**INSTRUCTIONS FOR THE TASK**
Reproduce the entries below in full, word for word.

**GIVEN RECORDS**
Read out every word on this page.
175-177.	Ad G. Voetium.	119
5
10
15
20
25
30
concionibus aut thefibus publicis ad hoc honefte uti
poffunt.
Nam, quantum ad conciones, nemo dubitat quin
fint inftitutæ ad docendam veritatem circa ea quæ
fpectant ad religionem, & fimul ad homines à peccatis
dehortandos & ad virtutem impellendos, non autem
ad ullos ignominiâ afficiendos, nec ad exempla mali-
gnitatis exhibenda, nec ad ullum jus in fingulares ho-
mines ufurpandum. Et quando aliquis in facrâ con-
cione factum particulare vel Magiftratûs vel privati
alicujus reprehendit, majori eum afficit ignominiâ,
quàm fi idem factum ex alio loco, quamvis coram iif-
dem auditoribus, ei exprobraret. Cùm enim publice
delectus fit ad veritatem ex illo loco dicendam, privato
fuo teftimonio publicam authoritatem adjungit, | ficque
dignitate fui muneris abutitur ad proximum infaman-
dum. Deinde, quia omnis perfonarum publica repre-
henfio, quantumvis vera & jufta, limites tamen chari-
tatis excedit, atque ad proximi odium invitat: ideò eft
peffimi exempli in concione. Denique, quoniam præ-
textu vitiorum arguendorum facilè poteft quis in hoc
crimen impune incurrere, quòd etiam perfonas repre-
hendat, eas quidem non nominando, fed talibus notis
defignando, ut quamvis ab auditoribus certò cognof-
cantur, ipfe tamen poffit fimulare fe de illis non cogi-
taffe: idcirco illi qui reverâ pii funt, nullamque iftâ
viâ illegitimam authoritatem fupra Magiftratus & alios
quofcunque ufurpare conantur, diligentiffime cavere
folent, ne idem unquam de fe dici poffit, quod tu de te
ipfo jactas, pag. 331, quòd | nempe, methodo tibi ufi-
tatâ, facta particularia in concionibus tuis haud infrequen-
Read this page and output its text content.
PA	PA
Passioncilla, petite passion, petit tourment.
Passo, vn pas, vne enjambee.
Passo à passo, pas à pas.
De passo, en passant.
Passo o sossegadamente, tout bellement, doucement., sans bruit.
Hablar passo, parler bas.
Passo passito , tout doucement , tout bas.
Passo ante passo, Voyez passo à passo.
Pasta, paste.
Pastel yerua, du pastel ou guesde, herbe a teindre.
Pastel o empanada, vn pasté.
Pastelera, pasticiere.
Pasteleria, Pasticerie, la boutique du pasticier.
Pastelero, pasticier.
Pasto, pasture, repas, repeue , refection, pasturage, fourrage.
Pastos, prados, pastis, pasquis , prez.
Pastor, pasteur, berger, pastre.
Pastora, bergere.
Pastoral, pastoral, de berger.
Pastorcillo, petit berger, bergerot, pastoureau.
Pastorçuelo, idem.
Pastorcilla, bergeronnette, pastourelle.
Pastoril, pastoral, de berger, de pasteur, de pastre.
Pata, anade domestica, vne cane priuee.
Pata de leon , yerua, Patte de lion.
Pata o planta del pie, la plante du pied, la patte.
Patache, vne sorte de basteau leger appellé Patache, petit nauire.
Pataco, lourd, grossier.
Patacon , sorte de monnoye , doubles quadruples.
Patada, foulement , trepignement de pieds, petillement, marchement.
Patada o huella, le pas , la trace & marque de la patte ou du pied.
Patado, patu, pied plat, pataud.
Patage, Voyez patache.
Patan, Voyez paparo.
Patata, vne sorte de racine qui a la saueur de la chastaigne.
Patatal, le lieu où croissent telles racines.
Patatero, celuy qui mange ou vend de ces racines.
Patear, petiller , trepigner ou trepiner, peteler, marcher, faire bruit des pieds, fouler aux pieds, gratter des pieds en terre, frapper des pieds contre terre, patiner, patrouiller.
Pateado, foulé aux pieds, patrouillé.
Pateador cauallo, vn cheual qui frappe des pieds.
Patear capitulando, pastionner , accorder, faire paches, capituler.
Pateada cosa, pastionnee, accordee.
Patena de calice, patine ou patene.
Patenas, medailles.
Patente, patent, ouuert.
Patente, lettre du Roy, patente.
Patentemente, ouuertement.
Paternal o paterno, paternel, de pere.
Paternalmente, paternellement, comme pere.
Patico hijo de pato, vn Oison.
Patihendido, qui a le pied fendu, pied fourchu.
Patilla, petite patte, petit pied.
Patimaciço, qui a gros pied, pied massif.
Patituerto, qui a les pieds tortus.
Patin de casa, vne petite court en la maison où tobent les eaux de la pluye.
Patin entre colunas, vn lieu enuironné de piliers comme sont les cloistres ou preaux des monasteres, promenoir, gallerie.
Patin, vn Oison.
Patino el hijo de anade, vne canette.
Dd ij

**SOLUTION FOR THIS TASK**
Read out every word on this page.
175-177.	Ad G. Voetium.	119
5
10
15
20
25
30
concionibus aut thefibus publicis ad hoc honefte uti
poffunt.
Nam, quantum ad conciones, nemo dubitat quin
fint inftitutæ ad docendam veritatem circa ea quæ
fpectant ad religionem, & fimul ad homines à peccatis
dehortandos & ad virtutem impellendos, non autem
ad ullos ignominiâ afficiendos, nec ad exempla mali-
gnitatis exhibenda, nec ad ullum jus in fingulares ho-
mines ufurpandum. Et quando aliquis in facrâ con-
cione factum particulare vel Magiftratûs vel privati
alicujus reprehendit, majori eum afficit ignominiâ,
quàm fi idem factum ex alio loco, quamvis coram iif-
dem auditoribus, ei exprobraret. Cùm enim publice
delectus fit ad veritatem ex illo loco dicendam, privato
fuo teftimonio publicam authoritatem adjungit, | ficque
dignitate fui muneris abutitur ad proximum infaman-
dum. Deinde, quia omnis perfonarum publica repre-
henfio, quantumvis vera & jufta, limites tamen chari-
tatis excedit, atque ad proximi odium invitat: ideò eft
peffimi exempli in concione. Denique, quoniam præ-
textu vitiorum arguendorum facilè poteft quis in hoc
crimen impune incurrere, quòd etiam perfonas repre-
hendat, eas quidem non nominando, fed talibus notis
defignando, ut quamvis ab auditoribus certò cognof-
cantur, ipfe tamen poffit fimulare fe de illis non cogi-
taffe: idcirco illi qui reverâ pii funt, nullamque iftâ
viâ illegitimam authoritatem fupra Magiftratus & alios
quofcunque ufurpare conantur, diligentiffime cavere
folent, ne idem unquam de fe dici poffit, quod tu de te
ipfo jactas, pag. 331, quòd | nempe, methodo tibi ufi-
tatâ, facta particularia in concionibus tuis haud infrequen-
Read this page and output its text content.
PA	PA
Passioncilla, petite passion, petit tourment.
Passo, vn pas, vne enjambee.
Passo à passo, pas à pas.
De passo, en passant.
Passo o sossegadamente, tout bellement, doucement., sans bruit.
Hablar passo, parler bas.
Passo passito , tout doucement , tout bas.
Passo ante passo, Voyez passo à passo.
Pasta, paste.
Pastel yerua, du pastel ou guesde, herbe a teindre.
Pastel o empanada, vn pasté.
Pastelera, pasticiere.
Pasteleria, Pasticerie, la boutique du pasticier.
Pastelero, pasticier.
Pasto, pasture, repas, repeue , refection, pasturage, fourrage.
Pastos, prados, pastis, pasquis , prez.
Pastor, pasteur, berger, pastre.
Pastora, bergere.
Pastoral, pastoral, de berger.
Pastorcillo, petit berger, bergerot, pastoureau.
Pastorçuelo, idem.
Pastorcilla, bergeronnette, pastourelle.
Pastoril, pastoral, de berger, de pasteur, de pastre.
Pata, anade domestica, vne cane priuee.
Pata de leon , yerua, Patte de lion.
Pata o planta del pie, la plante du pied, la patte.
Patache, vne sorte de basteau leger appellé Patache, petit nauire.
Pataco, lourd, grossier.
Patacon , sorte de monnoye , doubles quadruples.
Patada, foulement , trepignement de pieds, petillement, marchement.
Patada o huella, le pas , la trace & marque de la patte ou du pied.
Patado, patu, pied plat, pataud.
Patage, Voyez patache.
Patan, Voyez paparo.
Patata, vne sorte de racine qui a la saueur de la chastaigne.
Patatal, le lieu où croissent telles racines.
Patatero, celuy qui mange ou vend de ces racines.
Patear, petiller , trepigner ou trepiner, peteler, marcher, faire bruit des pieds, fouler aux pieds, gratter des pieds en terre, frapper des pieds contre terre, patiner, patrouiller.
Pateado, foulé aux pieds, patrouillé.
Pateador cauallo, vn cheual qui frappe des pieds.
Patear capitulando, pastionner , accorder, faire paches, capituler.
Pateada cosa, pastionnee, accordee.
Patena de calice, patine ou patene.
Patenas, medailles.
Patente, patent, ouuert.
Patente, lettre du Roy, patente.
Patentemente, ouuertement.
Paternal o paterno, paternel, de pere.
Paternalmente, paternellement, comme pere.
Patico hijo de pato, vn Oison.
Patihendido, qui a le pied fendu, pied fourchu.
Patilla, petite patte, petit pied.
Patimaciço, qui a gros pied, pied massif.
Patituerto, qui a les pieds tortus.
Patin de casa, vne petite court en la maison où tobent les eaux de la pluye.
Patin entre colunas, vn lieu enuironné de piliers comme sont les cloistres ou preaux des monasteres, promenoir, gallerie.
Patin, vn Oison.
Patino el hijo de anade, vne canette.
Dd ij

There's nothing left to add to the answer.